• **Goal**:
In the entries below, find the lines that contain the word "this" and copy them.

• **Data lines**:
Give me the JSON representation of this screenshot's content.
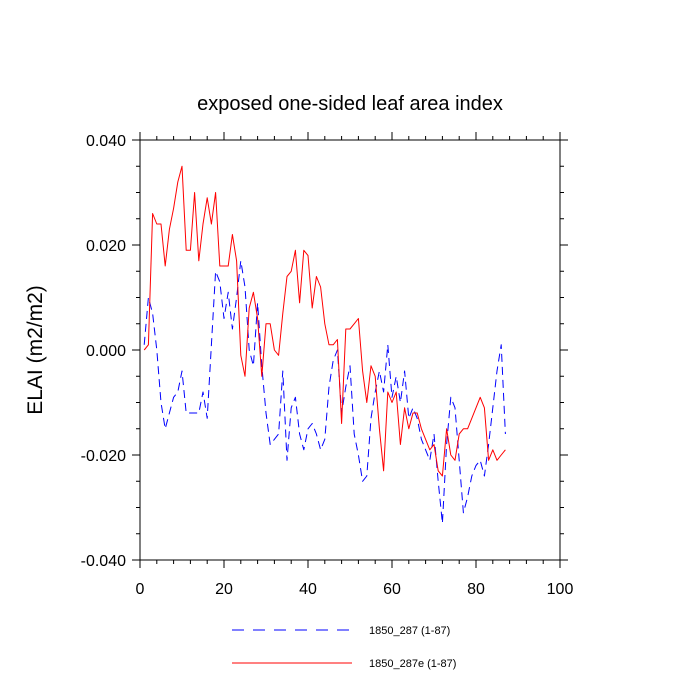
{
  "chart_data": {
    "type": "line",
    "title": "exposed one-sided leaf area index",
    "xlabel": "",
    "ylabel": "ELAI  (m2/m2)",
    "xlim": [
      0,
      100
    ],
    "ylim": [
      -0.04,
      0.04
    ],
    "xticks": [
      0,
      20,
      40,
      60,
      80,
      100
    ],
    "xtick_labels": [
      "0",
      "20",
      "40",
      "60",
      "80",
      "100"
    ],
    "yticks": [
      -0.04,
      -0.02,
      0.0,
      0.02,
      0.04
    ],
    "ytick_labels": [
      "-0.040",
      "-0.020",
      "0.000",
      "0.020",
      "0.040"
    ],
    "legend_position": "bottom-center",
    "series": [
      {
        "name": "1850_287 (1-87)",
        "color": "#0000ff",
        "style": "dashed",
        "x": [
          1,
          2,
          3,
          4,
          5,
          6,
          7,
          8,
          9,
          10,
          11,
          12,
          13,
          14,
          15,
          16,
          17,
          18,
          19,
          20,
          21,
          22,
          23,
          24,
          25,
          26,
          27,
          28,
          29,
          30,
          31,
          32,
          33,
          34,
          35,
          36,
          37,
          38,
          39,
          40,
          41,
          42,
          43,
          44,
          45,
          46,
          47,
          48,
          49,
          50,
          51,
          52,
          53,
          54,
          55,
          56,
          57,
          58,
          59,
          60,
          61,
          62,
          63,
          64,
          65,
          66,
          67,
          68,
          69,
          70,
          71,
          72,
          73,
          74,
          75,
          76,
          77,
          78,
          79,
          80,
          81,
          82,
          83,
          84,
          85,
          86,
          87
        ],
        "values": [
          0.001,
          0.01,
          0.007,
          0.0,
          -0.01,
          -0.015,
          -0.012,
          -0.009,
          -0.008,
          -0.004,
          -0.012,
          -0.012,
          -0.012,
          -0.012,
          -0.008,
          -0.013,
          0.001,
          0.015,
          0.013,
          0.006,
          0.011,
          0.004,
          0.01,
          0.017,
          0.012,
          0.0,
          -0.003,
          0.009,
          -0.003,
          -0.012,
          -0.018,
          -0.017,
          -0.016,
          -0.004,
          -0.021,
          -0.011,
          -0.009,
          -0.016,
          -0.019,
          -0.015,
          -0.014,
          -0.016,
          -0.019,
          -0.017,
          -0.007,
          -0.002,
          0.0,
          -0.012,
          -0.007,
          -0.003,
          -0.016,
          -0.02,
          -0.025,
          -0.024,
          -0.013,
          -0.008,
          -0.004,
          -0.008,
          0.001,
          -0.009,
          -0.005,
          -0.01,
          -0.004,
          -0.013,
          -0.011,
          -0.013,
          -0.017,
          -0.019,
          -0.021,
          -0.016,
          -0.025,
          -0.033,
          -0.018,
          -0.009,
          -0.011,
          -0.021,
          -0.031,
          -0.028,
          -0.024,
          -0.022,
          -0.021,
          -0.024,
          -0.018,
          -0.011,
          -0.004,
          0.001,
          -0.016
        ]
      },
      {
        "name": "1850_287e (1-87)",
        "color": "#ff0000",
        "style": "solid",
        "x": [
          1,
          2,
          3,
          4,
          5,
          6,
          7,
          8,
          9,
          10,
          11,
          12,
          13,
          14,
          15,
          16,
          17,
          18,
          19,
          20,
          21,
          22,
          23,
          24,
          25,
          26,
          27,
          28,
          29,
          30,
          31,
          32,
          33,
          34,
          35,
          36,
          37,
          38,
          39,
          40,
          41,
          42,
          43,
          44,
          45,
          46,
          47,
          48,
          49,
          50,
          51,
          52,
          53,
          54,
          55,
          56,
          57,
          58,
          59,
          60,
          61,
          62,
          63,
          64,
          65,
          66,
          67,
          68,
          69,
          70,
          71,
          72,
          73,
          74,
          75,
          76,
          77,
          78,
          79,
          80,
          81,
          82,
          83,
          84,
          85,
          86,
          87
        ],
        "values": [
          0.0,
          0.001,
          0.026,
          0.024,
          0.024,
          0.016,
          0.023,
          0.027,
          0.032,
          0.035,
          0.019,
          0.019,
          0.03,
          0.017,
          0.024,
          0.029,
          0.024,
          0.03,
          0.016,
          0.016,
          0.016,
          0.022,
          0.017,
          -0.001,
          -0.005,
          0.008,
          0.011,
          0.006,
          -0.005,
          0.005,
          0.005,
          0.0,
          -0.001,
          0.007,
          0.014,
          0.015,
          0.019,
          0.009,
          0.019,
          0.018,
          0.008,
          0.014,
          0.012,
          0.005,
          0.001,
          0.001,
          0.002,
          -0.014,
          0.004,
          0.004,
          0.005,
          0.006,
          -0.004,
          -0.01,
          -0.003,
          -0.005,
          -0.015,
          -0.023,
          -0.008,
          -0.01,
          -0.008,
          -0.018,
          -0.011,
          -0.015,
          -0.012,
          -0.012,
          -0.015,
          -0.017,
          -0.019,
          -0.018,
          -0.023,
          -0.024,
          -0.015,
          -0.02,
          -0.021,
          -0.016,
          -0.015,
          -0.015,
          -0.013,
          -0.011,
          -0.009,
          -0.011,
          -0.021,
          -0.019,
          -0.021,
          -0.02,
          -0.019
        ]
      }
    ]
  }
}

==

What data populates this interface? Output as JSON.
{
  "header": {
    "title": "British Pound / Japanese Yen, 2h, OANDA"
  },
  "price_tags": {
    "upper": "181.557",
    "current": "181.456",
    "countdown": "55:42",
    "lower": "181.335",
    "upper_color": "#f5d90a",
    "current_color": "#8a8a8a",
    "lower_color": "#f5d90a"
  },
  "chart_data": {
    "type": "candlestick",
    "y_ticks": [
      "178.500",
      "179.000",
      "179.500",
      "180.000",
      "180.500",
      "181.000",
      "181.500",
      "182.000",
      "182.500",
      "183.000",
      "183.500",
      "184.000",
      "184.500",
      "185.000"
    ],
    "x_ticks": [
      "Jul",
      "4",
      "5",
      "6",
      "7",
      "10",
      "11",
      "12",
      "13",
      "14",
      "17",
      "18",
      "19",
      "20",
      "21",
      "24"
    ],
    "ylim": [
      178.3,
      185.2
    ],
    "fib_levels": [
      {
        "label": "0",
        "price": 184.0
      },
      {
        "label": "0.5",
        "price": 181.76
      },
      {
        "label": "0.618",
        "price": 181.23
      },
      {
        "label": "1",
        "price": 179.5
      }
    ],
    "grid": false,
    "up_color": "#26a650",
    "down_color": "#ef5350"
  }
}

• **Final answer**:
Give me the JSON representation of this screenshot's content.
What data populates this interface? Output as JSON.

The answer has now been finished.